> _What you have to do_: Reproduce the listing word for word. Skip any image.

Stored data:
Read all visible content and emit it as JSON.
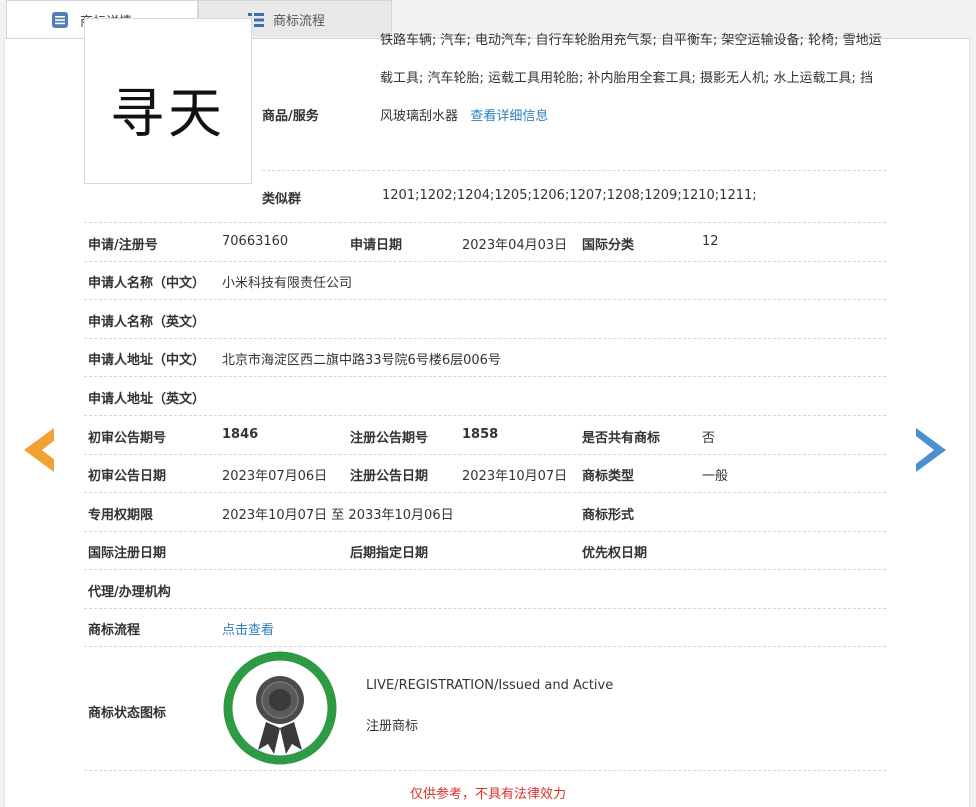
{
  "tabs": [
    {
      "label": "商标详情",
      "icon": "document-list-icon",
      "active": true
    },
    {
      "label": "商标流程",
      "icon": "grid-list-icon",
      "active": false
    }
  ],
  "logo": {
    "text": "寻天"
  },
  "goods": {
    "label": "商品/服务",
    "text": "铁路车辆; 汽车; 电动汽车; 自行车轮胎用充气泵; 自平衡车; 架空运输设备; 轮椅; 雪地运载工具; 汽车轮胎; 运载工具用轮胎; 补内胎用全套工具; 摄影无人机; 水上运载工具; 挡风玻璃刮水器",
    "link": "查看详细信息"
  },
  "similar_group": {
    "label": "类似群",
    "value": "1201;1202;1204;1205;1206;1207;1208;1209;1210;1211;"
  },
  "fields": {
    "reg_no": {
      "label": "申请/注册号",
      "value": "70663160"
    },
    "app_date": {
      "label": "申请日期",
      "value": "2023年04月03日"
    },
    "intl_class": {
      "label": "国际分类",
      "value": "12"
    },
    "applicant_cn": {
      "label": "申请人名称（中文）",
      "value": "小米科技有限责任公司"
    },
    "applicant_en": {
      "label": "申请人名称（英文）",
      "value": ""
    },
    "address_cn": {
      "label": "申请人地址（中文）",
      "value": "北京市海淀区西二旗中路33号院6号楼6层006号"
    },
    "address_en": {
      "label": "申请人地址（英文）",
      "value": ""
    },
    "prelim_no": {
      "label": "初审公告期号",
      "value": "1846"
    },
    "reg_pub_no": {
      "label": "注册公告期号",
      "value": "1858"
    },
    "shared": {
      "label": "是否共有商标",
      "value": "否"
    },
    "prelim_date": {
      "label": "初审公告日期",
      "value": "2023年07月06日"
    },
    "reg_pub_date": {
      "label": "注册公告日期",
      "value": "2023年10月07日"
    },
    "tm_type": {
      "label": "商标类型",
      "value": "一般"
    },
    "exclusive_period": {
      "label": "专用权期限",
      "value": "2023年10月07日 至 2033年10月06日"
    },
    "tm_form": {
      "label": "商标形式",
      "value": ""
    },
    "intl_reg_date": {
      "label": "国际注册日期",
      "value": ""
    },
    "later_date": {
      "label": "后期指定日期",
      "value": ""
    },
    "priority_date": {
      "label": "优先权日期",
      "value": ""
    },
    "agent": {
      "label": "代理/办理机构",
      "value": ""
    },
    "process": {
      "label": "商标流程",
      "link": "点击查看"
    },
    "status_icon": {
      "label": "商标状态图标",
      "status_en": "LIVE/REGISTRATION/Issued and Active",
      "status_cn": "注册商标"
    }
  },
  "disclaimer": "仅供参考，不具有法律效力",
  "colors": {
    "link": "#2f7fc1",
    "badge_green": "#2e9b44",
    "arrow_left": "#f0a236",
    "arrow_right": "#4a8fd0",
    "disclaimer": "#d9302b"
  }
}
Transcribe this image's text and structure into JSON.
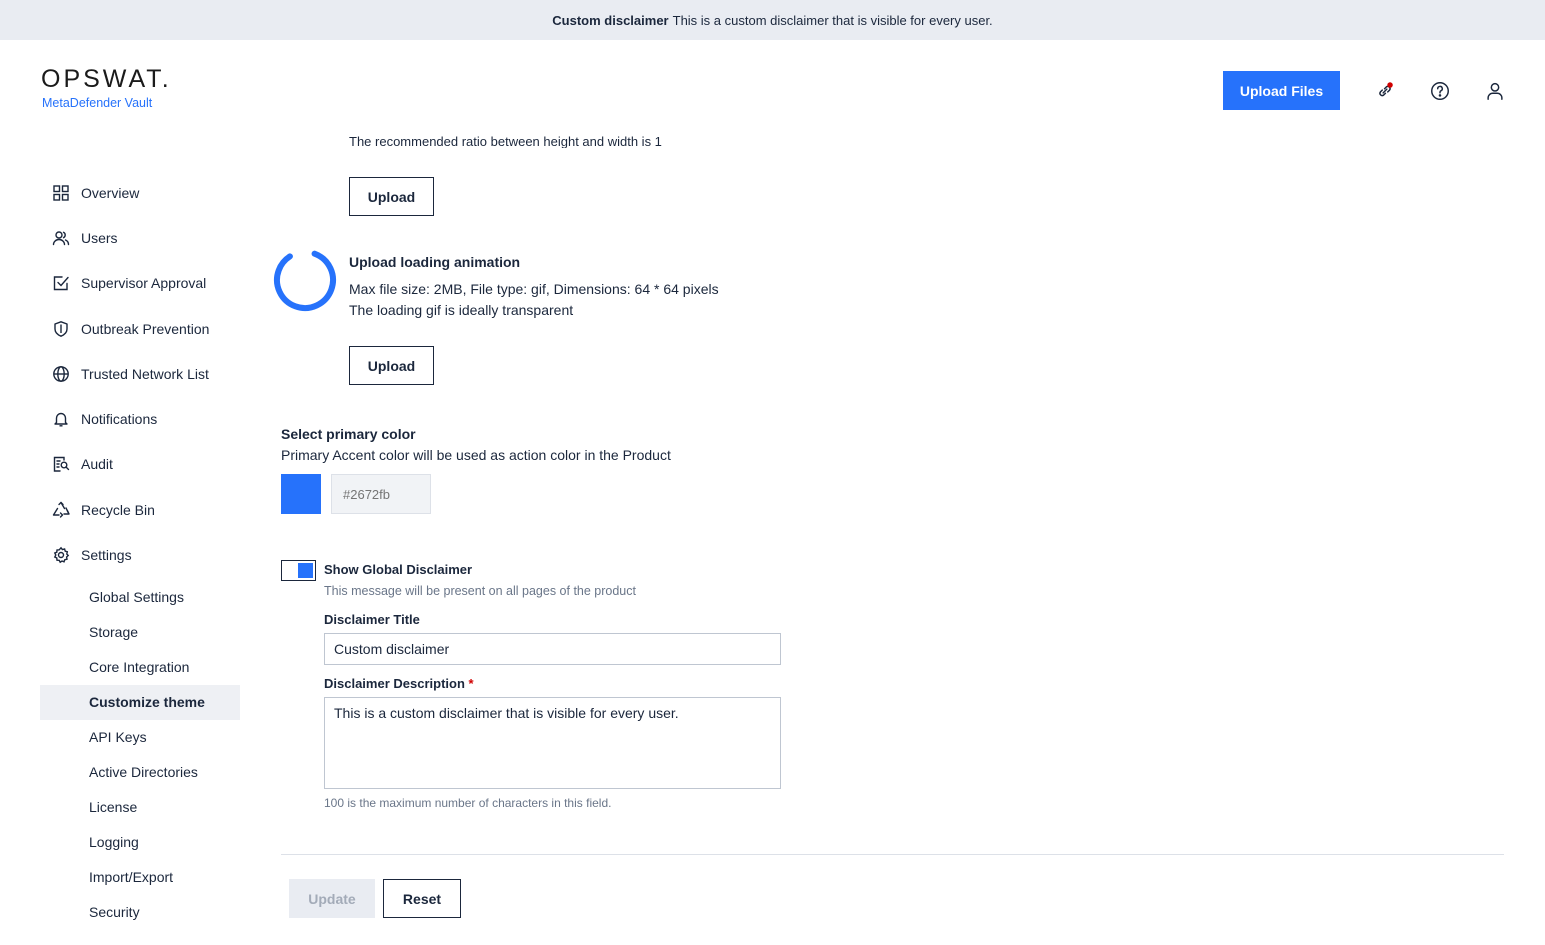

> _Response to this exercise_:
Read all visible content and emit it as JSON.
{
  "tabs": [
    {
      "label": "商标详情",
      "icon": "document-list-icon",
      "active": true
    },
    {
      "label": "商标流程",
      "icon": "grid-list-icon",
      "active": false
    }
  ],
  "logo": {
    "text": "寻天"
  },
  "goods": {
    "label": "商品/服务",
    "text": "铁路车辆; 汽车; 电动汽车; 自行车轮胎用充气泵; 自平衡车; 架空运输设备; 轮椅; 雪地运载工具; 汽车轮胎; 运载工具用轮胎; 补内胎用全套工具; 摄影无人机; 水上运载工具; 挡风玻璃刮水器",
    "link": "查看详细信息"
  },
  "similar_group": {
    "label": "类似群",
    "value": "1201;1202;1204;1205;1206;1207;1208;1209;1210;1211;"
  },
  "fields": {
    "reg_no": {
      "label": "申请/注册号",
      "value": "70663160"
    },
    "app_date": {
      "label": "申请日期",
      "value": "2023年04月03日"
    },
    "intl_class": {
      "label": "国际分类",
      "value": "12"
    },
    "applicant_cn": {
      "label": "申请人名称（中文）",
      "value": "小米科技有限责任公司"
    },
    "applicant_en": {
      "label": "申请人名称（英文）",
      "value": ""
    },
    "address_cn": {
      "label": "申请人地址（中文）",
      "value": "北京市海淀区西二旗中路33号院6号楼6层006号"
    },
    "address_en": {
      "label": "申请人地址（英文）",
      "value": ""
    },
    "prelim_no": {
      "label": "初审公告期号",
      "value": "1846"
    },
    "reg_pub_no": {
      "label": "注册公告期号",
      "value": "1858"
    },
    "shared": {
      "label": "是否共有商标",
      "value": "否"
    },
    "prelim_date": {
      "label": "初审公告日期",
      "value": "2023年07月06日"
    },
    "reg_pub_date": {
      "label": "注册公告日期",
      "value": "2023年10月07日"
    },
    "tm_type": {
      "label": "商标类型",
      "value": "一般"
    },
    "exclusive_period": {
      "label": "专用权期限",
      "value": "2023年10月07日 至 2033年10月06日"
    },
    "tm_form": {
      "label": "商标形式",
      "value": ""
    },
    "intl_reg_date": {
      "label": "国际注册日期",
      "value": ""
    },
    "later_date": {
      "label": "后期指定日期",
      "value": ""
    },
    "priority_date": {
      "label": "优先权日期",
      "value": ""
    },
    "agent": {
      "label": "代理/办理机构",
      "value": ""
    },
    "process": {
      "label": "商标流程",
      "link": "点击查看"
    },
    "status_icon": {
      "label": "商标状态图标",
      "status_en": "LIVE/REGISTRATION/Issued and Active",
      "status_cn": "注册商标"
    }
  },
  "disclaimer": "仅供参考，不具有法律效力",
  "colors": {
    "link": "#2f7fc1",
    "badge_green": "#2e9b44",
    "arrow_left": "#f0a236",
    "arrow_right": "#4a8fd0",
    "disclaimer": "#d9302b"
  }
}
Transcribe this image's text and structure into JSON.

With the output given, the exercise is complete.